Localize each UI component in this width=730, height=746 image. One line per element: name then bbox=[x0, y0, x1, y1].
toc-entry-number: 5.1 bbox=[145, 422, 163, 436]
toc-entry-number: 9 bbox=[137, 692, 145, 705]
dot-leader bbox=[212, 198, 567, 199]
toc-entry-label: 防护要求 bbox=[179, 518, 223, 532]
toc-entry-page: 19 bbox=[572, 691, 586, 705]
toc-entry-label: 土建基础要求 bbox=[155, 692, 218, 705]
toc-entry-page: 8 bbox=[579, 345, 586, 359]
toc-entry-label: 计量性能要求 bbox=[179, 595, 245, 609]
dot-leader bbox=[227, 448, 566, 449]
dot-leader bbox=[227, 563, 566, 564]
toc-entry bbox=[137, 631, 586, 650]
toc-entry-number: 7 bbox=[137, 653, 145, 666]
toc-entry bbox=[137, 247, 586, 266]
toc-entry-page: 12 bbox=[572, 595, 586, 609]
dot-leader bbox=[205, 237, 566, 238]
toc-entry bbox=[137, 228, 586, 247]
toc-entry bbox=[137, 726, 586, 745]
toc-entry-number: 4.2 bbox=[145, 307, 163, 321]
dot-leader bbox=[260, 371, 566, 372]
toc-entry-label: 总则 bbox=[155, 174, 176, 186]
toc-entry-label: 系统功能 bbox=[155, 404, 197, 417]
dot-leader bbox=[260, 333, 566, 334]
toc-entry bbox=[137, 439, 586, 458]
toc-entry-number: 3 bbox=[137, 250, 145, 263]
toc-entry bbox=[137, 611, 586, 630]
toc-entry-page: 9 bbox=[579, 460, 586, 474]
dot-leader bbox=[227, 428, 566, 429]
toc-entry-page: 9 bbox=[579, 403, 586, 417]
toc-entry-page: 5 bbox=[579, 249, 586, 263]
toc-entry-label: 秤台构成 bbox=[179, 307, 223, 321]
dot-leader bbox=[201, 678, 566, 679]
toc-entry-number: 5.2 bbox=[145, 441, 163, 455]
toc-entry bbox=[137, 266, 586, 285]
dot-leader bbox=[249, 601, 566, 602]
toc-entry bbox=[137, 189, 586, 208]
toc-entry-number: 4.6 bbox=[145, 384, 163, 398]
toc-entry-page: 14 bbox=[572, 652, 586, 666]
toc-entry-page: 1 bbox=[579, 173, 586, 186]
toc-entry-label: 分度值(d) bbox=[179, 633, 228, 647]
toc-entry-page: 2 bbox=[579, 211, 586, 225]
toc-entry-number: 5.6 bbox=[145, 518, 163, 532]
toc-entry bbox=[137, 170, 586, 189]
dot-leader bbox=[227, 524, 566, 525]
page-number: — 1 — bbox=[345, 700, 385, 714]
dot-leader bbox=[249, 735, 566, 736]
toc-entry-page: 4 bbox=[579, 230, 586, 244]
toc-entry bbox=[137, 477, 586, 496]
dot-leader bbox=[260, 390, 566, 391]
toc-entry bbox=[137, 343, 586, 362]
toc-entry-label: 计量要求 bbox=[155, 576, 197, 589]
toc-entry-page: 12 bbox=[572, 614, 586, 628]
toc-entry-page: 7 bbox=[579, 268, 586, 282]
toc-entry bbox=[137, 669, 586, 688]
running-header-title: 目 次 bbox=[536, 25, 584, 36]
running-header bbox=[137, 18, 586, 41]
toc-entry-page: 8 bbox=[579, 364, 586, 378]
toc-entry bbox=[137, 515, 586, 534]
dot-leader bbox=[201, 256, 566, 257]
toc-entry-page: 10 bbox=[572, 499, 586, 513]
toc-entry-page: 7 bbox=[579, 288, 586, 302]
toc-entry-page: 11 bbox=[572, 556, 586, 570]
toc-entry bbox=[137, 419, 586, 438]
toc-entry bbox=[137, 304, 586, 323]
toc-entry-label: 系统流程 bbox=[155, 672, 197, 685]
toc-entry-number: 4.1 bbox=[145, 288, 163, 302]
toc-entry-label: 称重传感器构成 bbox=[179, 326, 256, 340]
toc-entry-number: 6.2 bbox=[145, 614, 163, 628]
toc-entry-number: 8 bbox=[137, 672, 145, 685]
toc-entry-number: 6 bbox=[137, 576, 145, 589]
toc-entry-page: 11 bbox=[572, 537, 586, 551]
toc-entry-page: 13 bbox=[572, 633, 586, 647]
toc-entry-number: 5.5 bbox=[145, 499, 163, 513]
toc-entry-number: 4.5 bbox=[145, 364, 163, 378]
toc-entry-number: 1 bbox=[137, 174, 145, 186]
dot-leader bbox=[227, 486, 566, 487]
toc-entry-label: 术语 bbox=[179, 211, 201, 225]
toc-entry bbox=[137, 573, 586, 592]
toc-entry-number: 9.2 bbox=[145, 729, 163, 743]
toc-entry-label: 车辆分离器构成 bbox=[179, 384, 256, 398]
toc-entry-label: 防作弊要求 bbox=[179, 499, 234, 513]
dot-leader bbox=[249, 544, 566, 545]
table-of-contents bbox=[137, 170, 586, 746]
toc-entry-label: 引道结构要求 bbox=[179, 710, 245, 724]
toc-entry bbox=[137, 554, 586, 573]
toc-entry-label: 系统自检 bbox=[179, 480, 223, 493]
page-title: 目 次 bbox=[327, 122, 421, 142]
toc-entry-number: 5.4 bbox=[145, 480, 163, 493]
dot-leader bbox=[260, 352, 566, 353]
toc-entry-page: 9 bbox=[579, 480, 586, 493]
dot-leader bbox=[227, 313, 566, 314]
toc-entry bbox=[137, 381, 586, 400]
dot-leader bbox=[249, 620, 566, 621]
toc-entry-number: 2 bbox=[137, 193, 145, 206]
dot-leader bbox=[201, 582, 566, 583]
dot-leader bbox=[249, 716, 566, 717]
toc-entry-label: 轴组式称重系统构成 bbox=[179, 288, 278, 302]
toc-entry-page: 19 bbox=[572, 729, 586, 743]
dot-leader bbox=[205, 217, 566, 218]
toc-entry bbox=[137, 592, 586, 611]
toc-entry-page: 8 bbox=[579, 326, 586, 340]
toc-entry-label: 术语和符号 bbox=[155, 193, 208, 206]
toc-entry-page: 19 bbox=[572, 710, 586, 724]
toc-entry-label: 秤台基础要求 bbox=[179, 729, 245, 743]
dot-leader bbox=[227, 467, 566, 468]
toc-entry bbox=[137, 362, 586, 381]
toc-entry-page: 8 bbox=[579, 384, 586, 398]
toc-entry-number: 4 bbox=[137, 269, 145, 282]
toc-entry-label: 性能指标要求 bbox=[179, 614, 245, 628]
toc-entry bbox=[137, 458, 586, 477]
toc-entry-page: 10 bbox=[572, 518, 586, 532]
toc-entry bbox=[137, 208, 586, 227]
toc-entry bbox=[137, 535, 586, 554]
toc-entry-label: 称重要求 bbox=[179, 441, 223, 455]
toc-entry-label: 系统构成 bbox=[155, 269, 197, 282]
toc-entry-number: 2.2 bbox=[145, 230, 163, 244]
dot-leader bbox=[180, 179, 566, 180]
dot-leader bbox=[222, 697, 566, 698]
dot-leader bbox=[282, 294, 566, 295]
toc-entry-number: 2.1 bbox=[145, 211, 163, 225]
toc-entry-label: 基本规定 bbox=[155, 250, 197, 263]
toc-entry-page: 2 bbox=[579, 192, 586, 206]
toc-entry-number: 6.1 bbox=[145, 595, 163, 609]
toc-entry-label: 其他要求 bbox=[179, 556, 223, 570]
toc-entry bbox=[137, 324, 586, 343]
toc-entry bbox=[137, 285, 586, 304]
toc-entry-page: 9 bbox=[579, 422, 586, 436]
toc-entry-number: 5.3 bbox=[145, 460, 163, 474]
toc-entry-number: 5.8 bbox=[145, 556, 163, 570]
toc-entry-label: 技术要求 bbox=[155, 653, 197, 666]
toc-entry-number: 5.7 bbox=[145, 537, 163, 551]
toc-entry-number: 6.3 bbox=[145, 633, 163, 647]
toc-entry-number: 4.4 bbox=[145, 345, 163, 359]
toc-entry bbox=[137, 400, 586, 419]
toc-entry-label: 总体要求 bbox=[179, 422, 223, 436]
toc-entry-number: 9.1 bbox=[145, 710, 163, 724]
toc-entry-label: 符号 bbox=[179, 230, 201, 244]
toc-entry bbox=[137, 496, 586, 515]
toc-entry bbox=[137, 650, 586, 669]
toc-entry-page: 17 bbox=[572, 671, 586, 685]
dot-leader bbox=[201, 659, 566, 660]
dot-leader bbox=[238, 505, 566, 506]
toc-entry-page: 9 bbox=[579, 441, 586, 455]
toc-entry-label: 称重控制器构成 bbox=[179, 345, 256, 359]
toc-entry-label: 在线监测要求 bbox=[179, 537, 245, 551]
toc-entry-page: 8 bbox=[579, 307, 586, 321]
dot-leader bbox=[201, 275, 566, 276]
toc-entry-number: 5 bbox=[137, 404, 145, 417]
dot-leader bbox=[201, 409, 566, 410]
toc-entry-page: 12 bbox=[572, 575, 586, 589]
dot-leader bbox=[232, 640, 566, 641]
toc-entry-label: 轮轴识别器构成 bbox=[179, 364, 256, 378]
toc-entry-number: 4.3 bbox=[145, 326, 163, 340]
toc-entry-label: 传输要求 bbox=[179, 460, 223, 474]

########

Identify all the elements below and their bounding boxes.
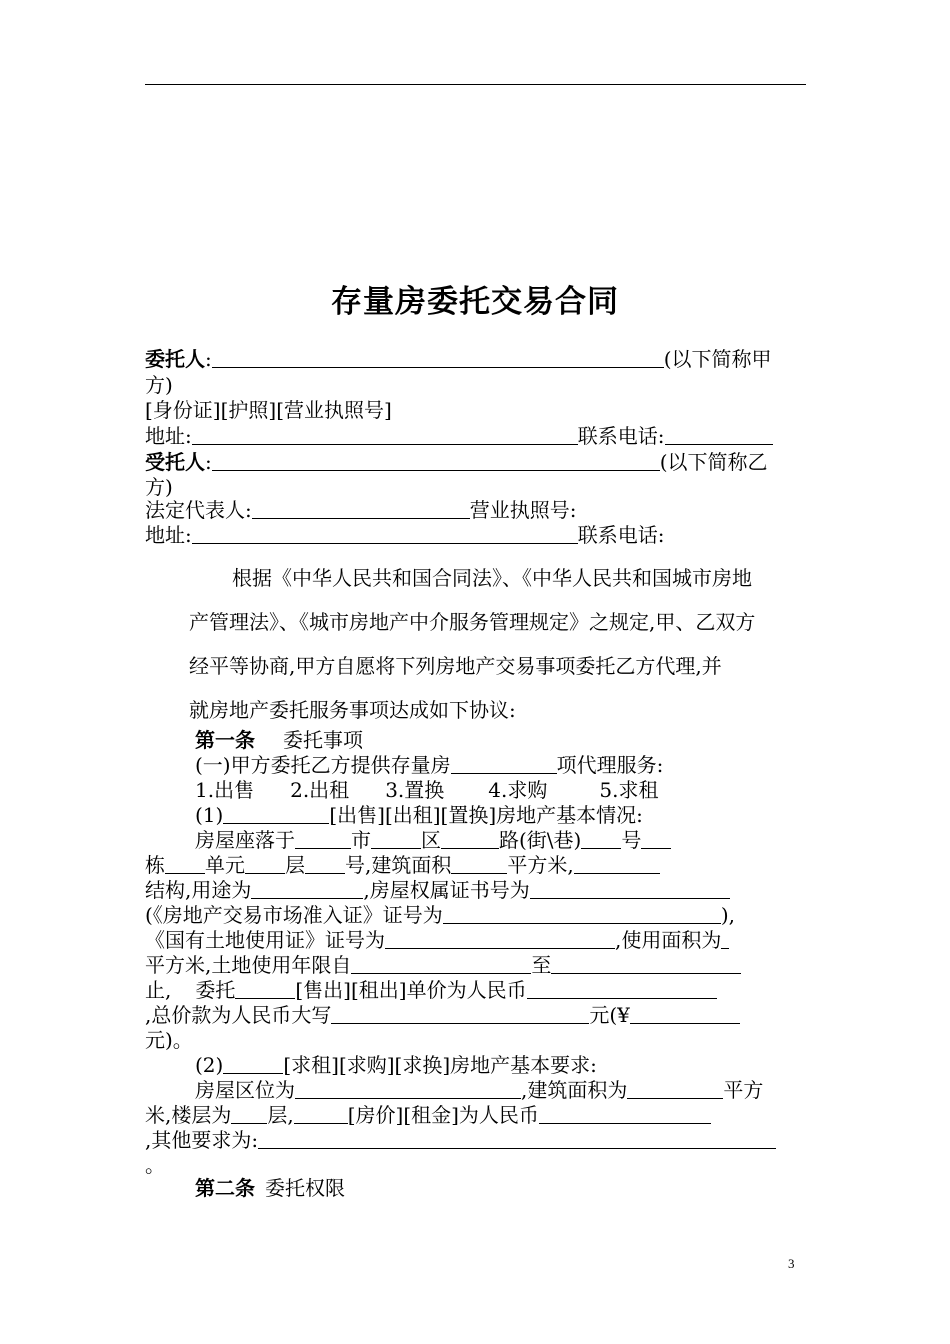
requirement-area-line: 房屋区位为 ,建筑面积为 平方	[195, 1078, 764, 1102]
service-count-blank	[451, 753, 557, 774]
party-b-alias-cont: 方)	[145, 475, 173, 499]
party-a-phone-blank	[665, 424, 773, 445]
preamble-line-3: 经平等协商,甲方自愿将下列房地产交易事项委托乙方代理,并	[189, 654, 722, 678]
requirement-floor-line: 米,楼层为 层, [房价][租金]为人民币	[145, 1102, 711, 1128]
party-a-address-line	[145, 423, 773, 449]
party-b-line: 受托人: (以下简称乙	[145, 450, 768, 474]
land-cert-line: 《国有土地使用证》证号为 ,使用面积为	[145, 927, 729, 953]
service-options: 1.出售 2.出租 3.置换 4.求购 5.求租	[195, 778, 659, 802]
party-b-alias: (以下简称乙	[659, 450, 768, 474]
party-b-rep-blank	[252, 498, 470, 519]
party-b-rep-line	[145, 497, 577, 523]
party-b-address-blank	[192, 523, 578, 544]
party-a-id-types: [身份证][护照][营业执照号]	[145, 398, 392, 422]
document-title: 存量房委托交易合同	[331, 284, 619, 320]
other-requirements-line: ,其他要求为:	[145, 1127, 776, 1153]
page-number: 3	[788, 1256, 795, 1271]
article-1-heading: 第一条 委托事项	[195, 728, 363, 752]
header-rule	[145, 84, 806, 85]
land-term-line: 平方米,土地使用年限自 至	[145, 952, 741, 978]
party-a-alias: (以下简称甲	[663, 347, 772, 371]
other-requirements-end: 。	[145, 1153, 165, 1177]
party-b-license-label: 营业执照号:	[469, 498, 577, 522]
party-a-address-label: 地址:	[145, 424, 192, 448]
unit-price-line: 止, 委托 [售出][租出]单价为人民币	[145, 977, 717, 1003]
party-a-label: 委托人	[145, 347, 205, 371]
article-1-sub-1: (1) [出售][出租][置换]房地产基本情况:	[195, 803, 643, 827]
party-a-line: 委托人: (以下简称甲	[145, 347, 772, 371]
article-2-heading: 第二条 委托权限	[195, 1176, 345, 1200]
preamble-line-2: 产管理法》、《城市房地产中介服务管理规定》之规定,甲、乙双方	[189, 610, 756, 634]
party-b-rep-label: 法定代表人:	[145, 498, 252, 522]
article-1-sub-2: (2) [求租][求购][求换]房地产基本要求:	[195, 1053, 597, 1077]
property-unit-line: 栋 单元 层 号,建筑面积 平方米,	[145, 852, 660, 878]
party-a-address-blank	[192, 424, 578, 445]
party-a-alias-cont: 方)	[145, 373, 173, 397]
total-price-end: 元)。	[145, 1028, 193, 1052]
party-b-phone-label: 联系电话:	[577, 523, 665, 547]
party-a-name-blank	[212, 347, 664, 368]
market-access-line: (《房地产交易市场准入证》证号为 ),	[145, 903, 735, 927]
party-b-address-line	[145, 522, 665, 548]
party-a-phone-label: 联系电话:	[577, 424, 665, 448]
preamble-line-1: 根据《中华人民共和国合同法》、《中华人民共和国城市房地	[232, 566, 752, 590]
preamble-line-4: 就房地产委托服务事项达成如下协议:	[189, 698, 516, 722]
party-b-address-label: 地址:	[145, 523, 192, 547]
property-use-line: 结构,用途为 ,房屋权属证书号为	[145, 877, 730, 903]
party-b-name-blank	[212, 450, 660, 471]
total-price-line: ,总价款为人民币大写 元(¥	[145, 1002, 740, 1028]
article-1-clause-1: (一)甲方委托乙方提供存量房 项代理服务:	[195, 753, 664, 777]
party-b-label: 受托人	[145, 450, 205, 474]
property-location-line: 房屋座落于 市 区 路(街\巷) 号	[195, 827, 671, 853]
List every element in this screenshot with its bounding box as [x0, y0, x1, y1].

########

(OBJECTIVE) Render the stretch of records from the line containing "requirement-area-line: 房屋区位为 ,建筑面积为" through the line containing "284, 619, 320]" as a JSON list of strings, with one string per line and blank lines omitted.

(THE OUTPUT)
[
  "requirement-area-line: 房屋区位为 ,建筑面积为 平方\t[195, 1078, 764, 1102]",
  "service-count-blank\t[451, 753, 557, 774]",
  "party-b-alias-cont: 方)\t[145, 475, 173, 499]",
  "party-a-phone-blank\t[665, 424, 773, 445]",
  "preamble-line-3: 经平等协商,甲方自愿将下列房地产交易事项委托乙方代理,并\t[189, 654, 722, 678]",
  "requirement-floor-line: 米,楼层为 层, [房价][租金]为人民币\t[145, 1102, 711, 1128]",
  "party-a-address-line\t[145, 423, 773, 449]",
  "party-b-line: 受托人: (以下简称乙\t[145, 450, 768, 474]",
  "land-cert-line: 《国有土地使用证》证号为 ,使用面积为\t[145, 927, 729, 953]",
  "service-options: 1.出售 2.出租 3.置换 4.求购 5.求租\t[195, 778, 659, 802]",
  "party-b-alias: (以下简称乙\t[659, 450, 768, 474]",
  "party-b-rep-blank\t[252, 498, 470, 519]",
  "party-b-rep-line\t[145, 497, 577, 523]",
  "party-b-address-blank\t[192, 523, 578, 544]",
  "party-a-id-types: [身份证][护照][营业执照号]\t[145, 398, 392, 422]",
  "document-title: 存量房委托交易合同\t[331, 284, 619, 320]"
]